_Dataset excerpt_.
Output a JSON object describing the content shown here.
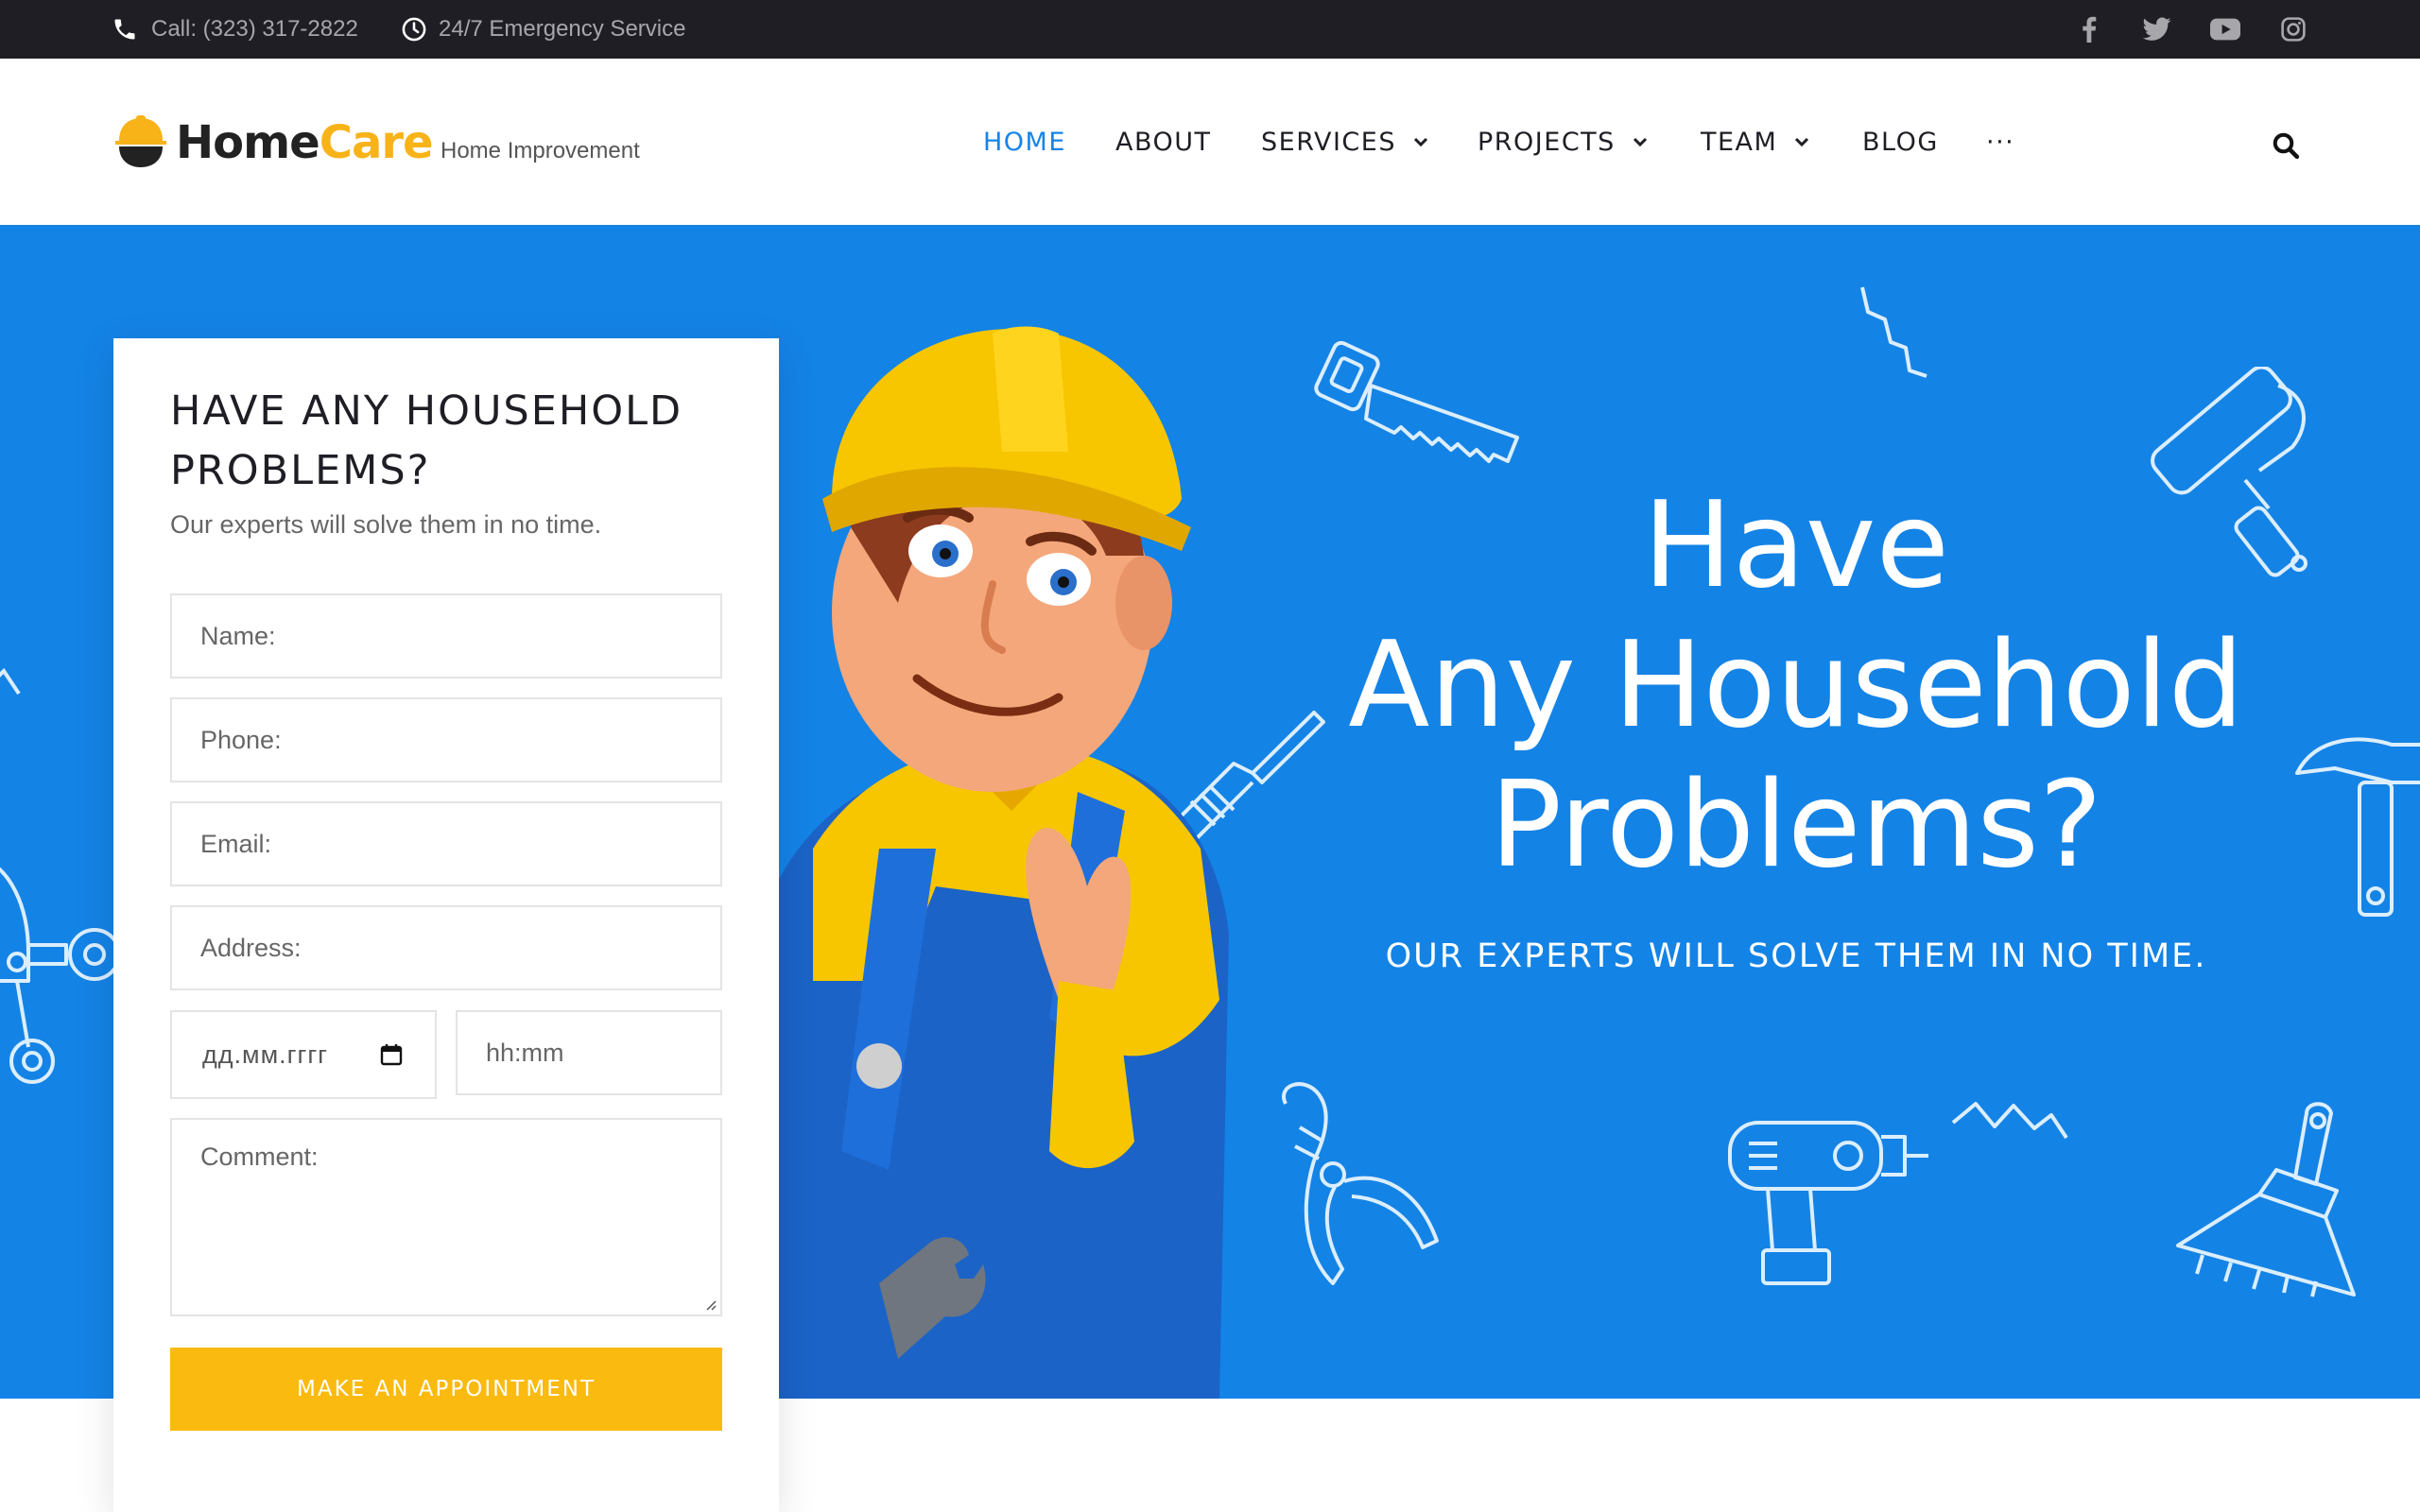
{
  "topbar": {
    "phone_icon": "phone-icon",
    "phone_text": "Call:  (323) 317-2822",
    "service_icon": "clock-icon",
    "service_text": "24/7 Emergency Service",
    "social": [
      "facebook-icon",
      "twitter-icon",
      "youtube-icon",
      "instagram-icon"
    ]
  },
  "header": {
    "logo_home": "Home",
    "logo_care": "Care",
    "tagline": "Home Improvement",
    "nav": [
      {
        "label": "HOME",
        "active": true
      },
      {
        "label": "ABOUT"
      },
      {
        "label": "SERVICES",
        "dropdown": true
      },
      {
        "label": "PROJECTS",
        "dropdown": true
      },
      {
        "label": "TEAM",
        "dropdown": true
      },
      {
        "label": "BLOG"
      },
      {
        "label": "···"
      }
    ],
    "search_icon": "search-icon"
  },
  "hero": {
    "title_lines": [
      "Have",
      "Any Household",
      "Problems?"
    ],
    "subtitle": "OUR EXPERTS WILL SOLVE THEM IN NO TIME."
  },
  "form": {
    "title": "HAVE ANY HOUSEHOLD PROBLEMS?",
    "subtitle": "Our experts will solve them in no time.",
    "name_placeholder": "Name:",
    "phone_placeholder": "Phone:",
    "email_placeholder": "Email:",
    "address_placeholder": "Address:",
    "date_placeholder": "дд.мм.гггг",
    "time_placeholder": "hh:mm",
    "comment_placeholder": "Comment:",
    "submit_label": "MAKE AN APPOINTMENT"
  },
  "colors": {
    "topbar_bg": "#1f1e25",
    "hero_blue": "#1483e6",
    "nav_active": "#1684e8",
    "accent_yellow": "#fbba0f",
    "logo_care": "#f8b319"
  }
}
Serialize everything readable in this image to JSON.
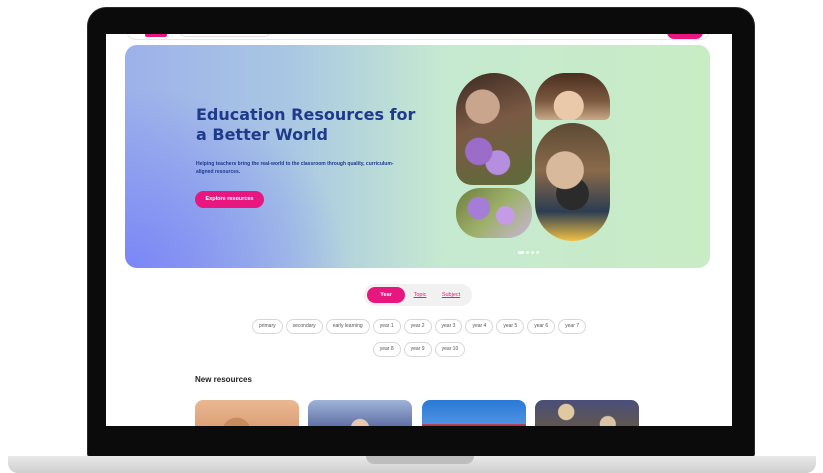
{
  "hero": {
    "title": "Education Resources for a Better World",
    "subtitle": "Helping teachers bring the real-world to the classroom through quality, curriculum-aligned resources.",
    "cta_label": "Explore resources"
  },
  "tabs": [
    {
      "label": "Year",
      "active": true
    },
    {
      "label": "Topic",
      "active": false
    },
    {
      "label": "Subject",
      "active": false
    }
  ],
  "chips_row1": [
    "primary",
    "secondary",
    "early learning",
    "year 1",
    "year 2",
    "year 3",
    "year 4",
    "year 5",
    "year 6",
    "year 7"
  ],
  "chips_row2": [
    "year 8",
    "year 9",
    "year 10"
  ],
  "new_resources": {
    "heading": "New resources"
  },
  "colors": {
    "brand": "#e8177f",
    "title": "#1f3a8a"
  }
}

_Aim_.
Print the records word for word and exclude any picture they hold.

_Solution to the exercise_.
Output a JSON object describing the content shown here.
{
  "topbar": {
    "phone_icon": "phone-icon",
    "phone_text": "Call:  (323) 317-2822",
    "service_icon": "clock-icon",
    "service_text": "24/7 Emergency Service",
    "social": [
      "facebook-icon",
      "twitter-icon",
      "youtube-icon",
      "instagram-icon"
    ]
  },
  "header": {
    "logo_home": "Home",
    "logo_care": "Care",
    "tagline": "Home Improvement",
    "nav": [
      {
        "label": "HOME",
        "active": true
      },
      {
        "label": "ABOUT"
      },
      {
        "label": "SERVICES",
        "dropdown": true
      },
      {
        "label": "PROJECTS",
        "dropdown": true
      },
      {
        "label": "TEAM",
        "dropdown": true
      },
      {
        "label": "BLOG"
      },
      {
        "label": "···"
      }
    ],
    "search_icon": "search-icon"
  },
  "hero": {
    "title_lines": [
      "Have",
      "Any Household",
      "Problems?"
    ],
    "subtitle": "OUR EXPERTS WILL SOLVE THEM IN NO TIME."
  },
  "form": {
    "title": "HAVE ANY HOUSEHOLD PROBLEMS?",
    "subtitle": "Our experts will solve them in no time.",
    "name_placeholder": "Name:",
    "phone_placeholder": "Phone:",
    "email_placeholder": "Email:",
    "address_placeholder": "Address:",
    "date_placeholder": "дд.мм.гггг",
    "time_placeholder": "hh:mm",
    "comment_placeholder": "Comment:",
    "submit_label": "MAKE AN APPOINTMENT"
  },
  "colors": {
    "topbar_bg": "#1f1e25",
    "hero_blue": "#1483e6",
    "nav_active": "#1684e8",
    "accent_yellow": "#fbba0f",
    "logo_care": "#f8b319"
  }
}
Serialize everything readable in this image to JSON.
{
  "hero": {
    "title": "Education Resources for a Better World",
    "subtitle": "Helping teachers bring the real-world to the classroom through quality, curriculum-aligned resources.",
    "cta_label": "Explore resources"
  },
  "tabs": [
    {
      "label": "Year",
      "active": true
    },
    {
      "label": "Topic",
      "active": false
    },
    {
      "label": "Subject",
      "active": false
    }
  ],
  "chips_row1": [
    "primary",
    "secondary",
    "early learning",
    "year 1",
    "year 2",
    "year 3",
    "year 4",
    "year 5",
    "year 6",
    "year 7"
  ],
  "chips_row2": [
    "year 8",
    "year 9",
    "year 10"
  ],
  "new_resources": {
    "heading": "New resources"
  },
  "colors": {
    "brand": "#e8177f",
    "title": "#1f3a8a"
  }
}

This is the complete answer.